Aim of the exercise: All lines in the data bearing the string "image" should be identified and copied.

Items:
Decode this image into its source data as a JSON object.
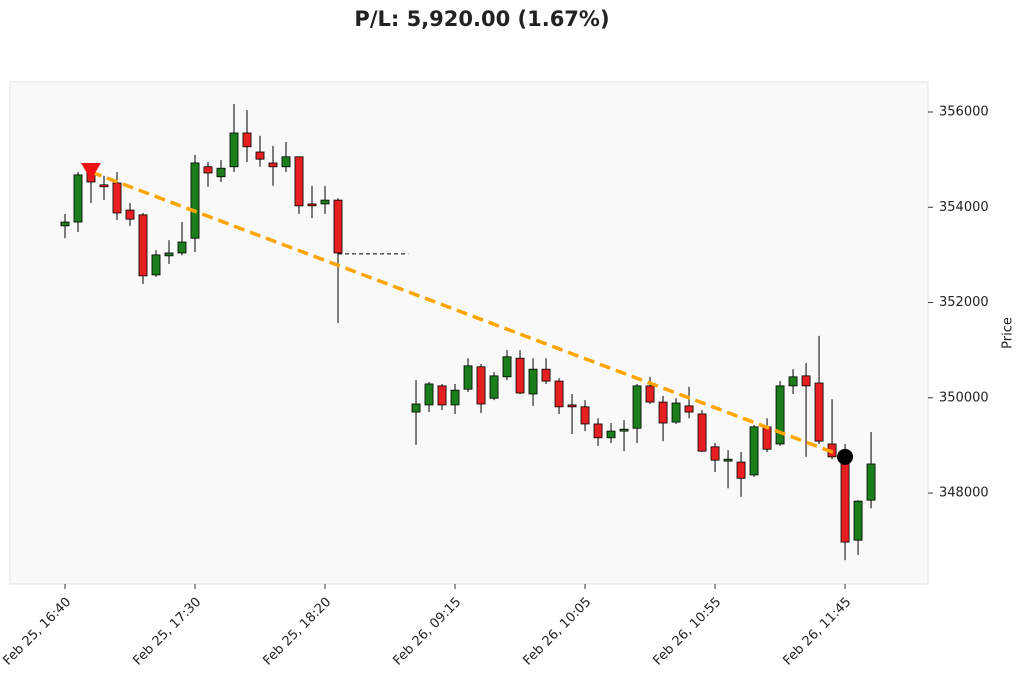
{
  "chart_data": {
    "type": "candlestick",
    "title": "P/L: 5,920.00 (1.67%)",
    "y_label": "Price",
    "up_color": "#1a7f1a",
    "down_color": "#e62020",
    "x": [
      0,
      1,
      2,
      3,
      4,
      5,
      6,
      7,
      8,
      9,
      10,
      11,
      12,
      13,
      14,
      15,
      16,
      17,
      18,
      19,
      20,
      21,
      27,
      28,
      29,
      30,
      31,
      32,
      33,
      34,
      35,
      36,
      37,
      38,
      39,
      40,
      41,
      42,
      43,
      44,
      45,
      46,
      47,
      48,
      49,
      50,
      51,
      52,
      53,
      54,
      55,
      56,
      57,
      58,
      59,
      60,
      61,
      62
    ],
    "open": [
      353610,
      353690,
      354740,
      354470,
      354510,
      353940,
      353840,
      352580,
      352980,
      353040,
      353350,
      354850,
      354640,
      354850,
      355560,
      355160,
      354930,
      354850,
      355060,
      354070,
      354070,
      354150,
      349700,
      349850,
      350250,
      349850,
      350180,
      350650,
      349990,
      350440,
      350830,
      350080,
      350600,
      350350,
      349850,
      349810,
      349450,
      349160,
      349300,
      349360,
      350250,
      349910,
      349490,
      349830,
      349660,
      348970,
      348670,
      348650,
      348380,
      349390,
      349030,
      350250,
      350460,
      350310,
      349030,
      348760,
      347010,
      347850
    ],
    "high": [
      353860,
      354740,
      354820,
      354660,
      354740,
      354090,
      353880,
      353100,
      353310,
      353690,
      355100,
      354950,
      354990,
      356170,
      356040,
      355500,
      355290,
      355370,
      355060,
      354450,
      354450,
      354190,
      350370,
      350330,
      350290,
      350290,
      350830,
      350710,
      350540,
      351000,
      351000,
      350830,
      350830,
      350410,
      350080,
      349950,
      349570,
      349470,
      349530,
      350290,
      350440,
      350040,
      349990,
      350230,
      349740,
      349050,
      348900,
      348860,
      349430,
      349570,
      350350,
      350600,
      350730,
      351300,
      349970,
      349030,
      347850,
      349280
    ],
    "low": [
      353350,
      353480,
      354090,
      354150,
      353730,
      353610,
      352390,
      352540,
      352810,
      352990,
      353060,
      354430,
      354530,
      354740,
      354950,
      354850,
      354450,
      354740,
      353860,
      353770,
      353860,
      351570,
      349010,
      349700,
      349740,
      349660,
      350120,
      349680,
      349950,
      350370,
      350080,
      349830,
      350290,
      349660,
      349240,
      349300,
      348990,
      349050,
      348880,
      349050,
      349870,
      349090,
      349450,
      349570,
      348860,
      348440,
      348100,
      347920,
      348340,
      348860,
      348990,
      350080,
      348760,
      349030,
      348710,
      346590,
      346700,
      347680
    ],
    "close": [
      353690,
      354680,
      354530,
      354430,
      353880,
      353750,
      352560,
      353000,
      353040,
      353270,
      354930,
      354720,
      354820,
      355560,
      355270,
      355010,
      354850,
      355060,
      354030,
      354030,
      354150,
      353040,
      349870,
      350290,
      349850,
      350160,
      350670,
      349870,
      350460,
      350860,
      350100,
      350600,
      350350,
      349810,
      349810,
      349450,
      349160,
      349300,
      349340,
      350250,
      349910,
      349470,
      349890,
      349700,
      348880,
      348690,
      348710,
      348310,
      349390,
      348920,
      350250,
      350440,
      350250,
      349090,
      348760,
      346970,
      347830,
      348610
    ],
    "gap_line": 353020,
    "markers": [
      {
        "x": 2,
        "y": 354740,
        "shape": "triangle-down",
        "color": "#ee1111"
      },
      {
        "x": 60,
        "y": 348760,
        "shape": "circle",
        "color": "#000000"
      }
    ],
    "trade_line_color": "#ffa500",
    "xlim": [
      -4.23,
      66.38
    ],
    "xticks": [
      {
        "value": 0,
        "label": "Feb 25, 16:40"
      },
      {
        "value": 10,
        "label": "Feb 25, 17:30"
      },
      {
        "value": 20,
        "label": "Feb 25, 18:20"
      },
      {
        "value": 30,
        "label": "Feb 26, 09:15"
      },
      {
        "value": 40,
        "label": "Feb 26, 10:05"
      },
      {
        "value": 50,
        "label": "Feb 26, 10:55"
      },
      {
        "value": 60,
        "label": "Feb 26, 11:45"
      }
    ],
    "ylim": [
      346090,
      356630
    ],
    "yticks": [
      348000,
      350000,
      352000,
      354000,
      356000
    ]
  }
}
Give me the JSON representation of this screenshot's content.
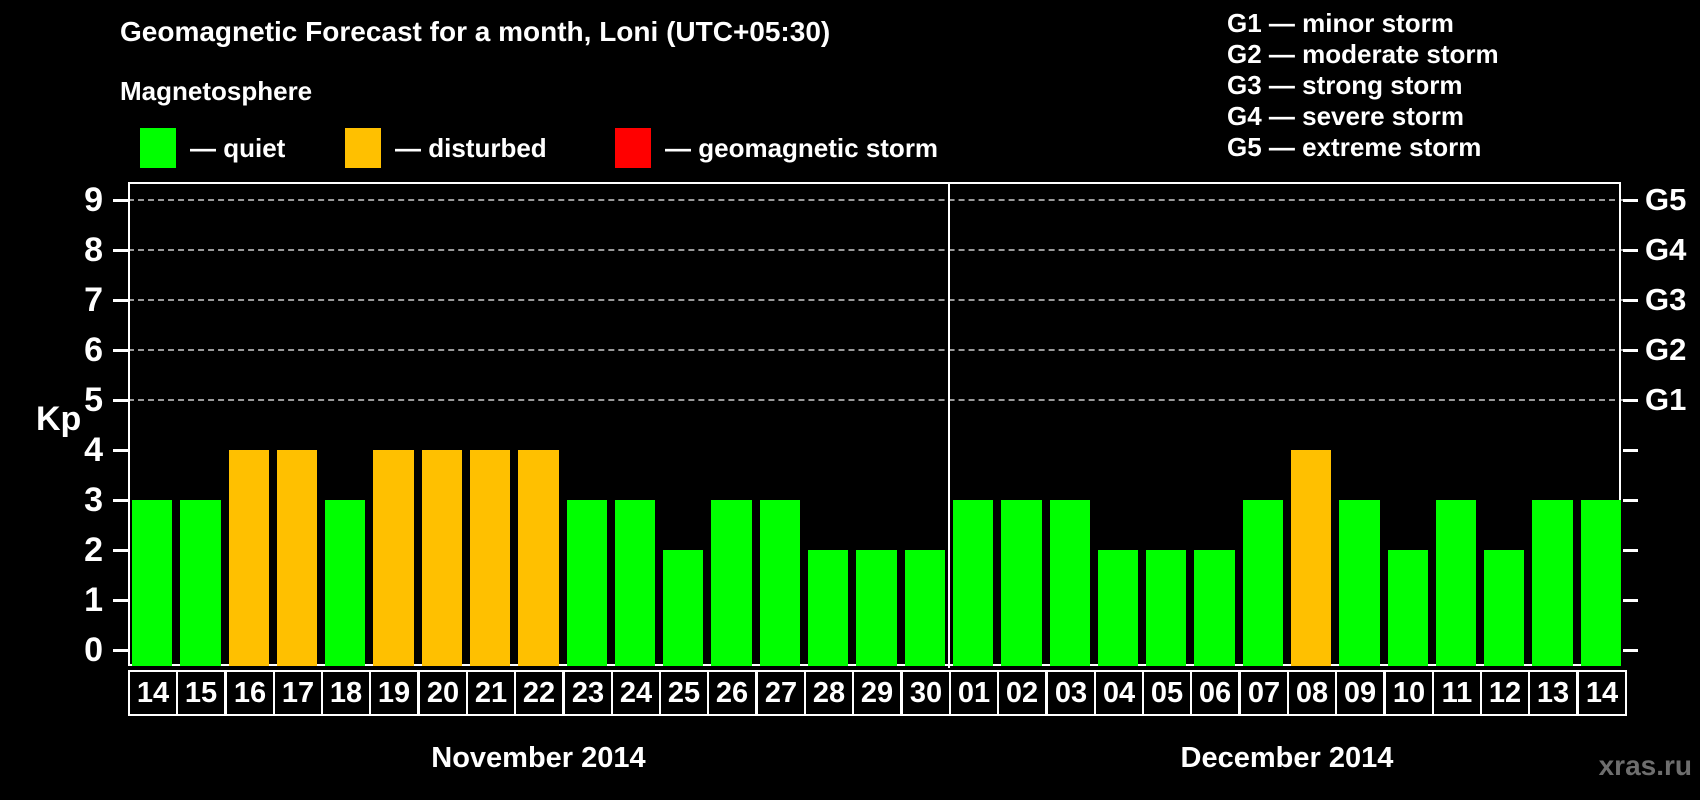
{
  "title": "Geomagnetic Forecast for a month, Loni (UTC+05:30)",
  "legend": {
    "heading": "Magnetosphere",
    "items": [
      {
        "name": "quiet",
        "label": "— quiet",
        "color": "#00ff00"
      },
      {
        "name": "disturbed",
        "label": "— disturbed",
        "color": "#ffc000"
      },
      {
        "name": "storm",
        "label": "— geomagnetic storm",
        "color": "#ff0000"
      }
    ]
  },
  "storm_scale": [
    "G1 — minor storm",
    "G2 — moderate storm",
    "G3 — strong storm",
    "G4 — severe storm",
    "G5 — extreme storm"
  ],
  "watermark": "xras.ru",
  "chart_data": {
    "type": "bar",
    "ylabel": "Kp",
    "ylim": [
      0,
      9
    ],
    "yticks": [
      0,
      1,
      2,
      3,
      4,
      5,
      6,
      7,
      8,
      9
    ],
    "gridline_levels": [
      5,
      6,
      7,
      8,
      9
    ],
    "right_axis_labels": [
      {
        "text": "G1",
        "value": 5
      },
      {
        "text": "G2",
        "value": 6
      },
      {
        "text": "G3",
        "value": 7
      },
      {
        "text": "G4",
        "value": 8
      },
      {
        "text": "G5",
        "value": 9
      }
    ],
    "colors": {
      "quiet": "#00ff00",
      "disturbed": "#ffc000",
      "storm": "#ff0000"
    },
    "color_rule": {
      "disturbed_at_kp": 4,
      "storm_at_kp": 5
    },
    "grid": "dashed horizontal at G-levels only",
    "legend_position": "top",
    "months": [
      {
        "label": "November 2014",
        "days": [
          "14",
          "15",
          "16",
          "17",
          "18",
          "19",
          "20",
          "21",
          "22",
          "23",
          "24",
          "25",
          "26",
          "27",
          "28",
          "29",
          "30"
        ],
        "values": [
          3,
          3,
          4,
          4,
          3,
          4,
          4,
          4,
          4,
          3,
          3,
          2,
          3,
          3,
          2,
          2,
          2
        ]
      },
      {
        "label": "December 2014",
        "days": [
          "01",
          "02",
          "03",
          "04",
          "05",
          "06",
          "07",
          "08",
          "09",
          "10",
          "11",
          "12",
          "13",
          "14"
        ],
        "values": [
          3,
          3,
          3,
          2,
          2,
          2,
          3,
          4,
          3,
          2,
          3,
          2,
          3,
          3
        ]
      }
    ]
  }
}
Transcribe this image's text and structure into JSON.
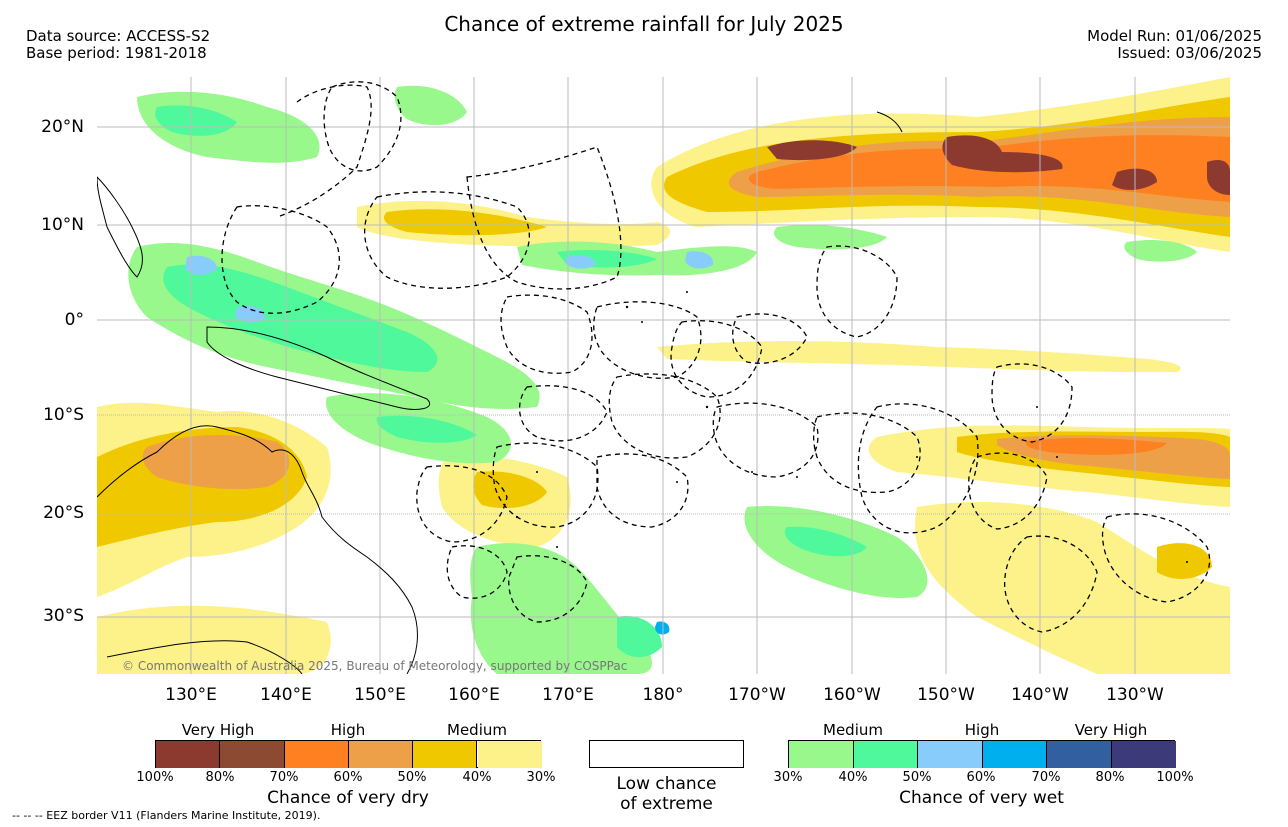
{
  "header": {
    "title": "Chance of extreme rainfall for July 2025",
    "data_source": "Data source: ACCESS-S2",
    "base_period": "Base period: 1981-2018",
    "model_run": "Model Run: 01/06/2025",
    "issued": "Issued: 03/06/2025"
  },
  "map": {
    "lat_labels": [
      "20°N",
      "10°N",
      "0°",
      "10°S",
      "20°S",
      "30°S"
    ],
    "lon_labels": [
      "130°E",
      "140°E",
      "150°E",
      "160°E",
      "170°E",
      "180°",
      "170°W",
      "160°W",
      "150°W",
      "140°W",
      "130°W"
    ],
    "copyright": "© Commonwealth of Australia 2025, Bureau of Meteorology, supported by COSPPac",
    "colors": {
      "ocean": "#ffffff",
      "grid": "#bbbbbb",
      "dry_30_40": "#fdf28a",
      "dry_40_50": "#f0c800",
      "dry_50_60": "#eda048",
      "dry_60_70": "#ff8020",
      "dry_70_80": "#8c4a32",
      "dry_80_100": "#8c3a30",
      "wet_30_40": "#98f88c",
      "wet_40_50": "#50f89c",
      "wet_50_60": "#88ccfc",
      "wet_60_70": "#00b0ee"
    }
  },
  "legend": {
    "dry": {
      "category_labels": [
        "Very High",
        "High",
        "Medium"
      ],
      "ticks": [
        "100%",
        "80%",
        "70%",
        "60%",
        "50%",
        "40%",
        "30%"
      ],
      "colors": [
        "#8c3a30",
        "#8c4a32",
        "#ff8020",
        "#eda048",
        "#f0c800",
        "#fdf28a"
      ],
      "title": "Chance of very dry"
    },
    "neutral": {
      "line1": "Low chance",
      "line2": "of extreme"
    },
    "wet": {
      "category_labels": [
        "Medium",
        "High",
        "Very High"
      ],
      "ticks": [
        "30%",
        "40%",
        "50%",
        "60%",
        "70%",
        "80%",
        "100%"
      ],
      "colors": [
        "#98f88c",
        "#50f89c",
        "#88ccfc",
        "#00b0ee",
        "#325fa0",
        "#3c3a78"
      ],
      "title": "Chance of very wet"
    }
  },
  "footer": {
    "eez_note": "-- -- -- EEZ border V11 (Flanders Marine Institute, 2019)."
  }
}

Output of the task:
Decode this image into its source data as a JSON object.
Transcribe this image's text and structure into JSON.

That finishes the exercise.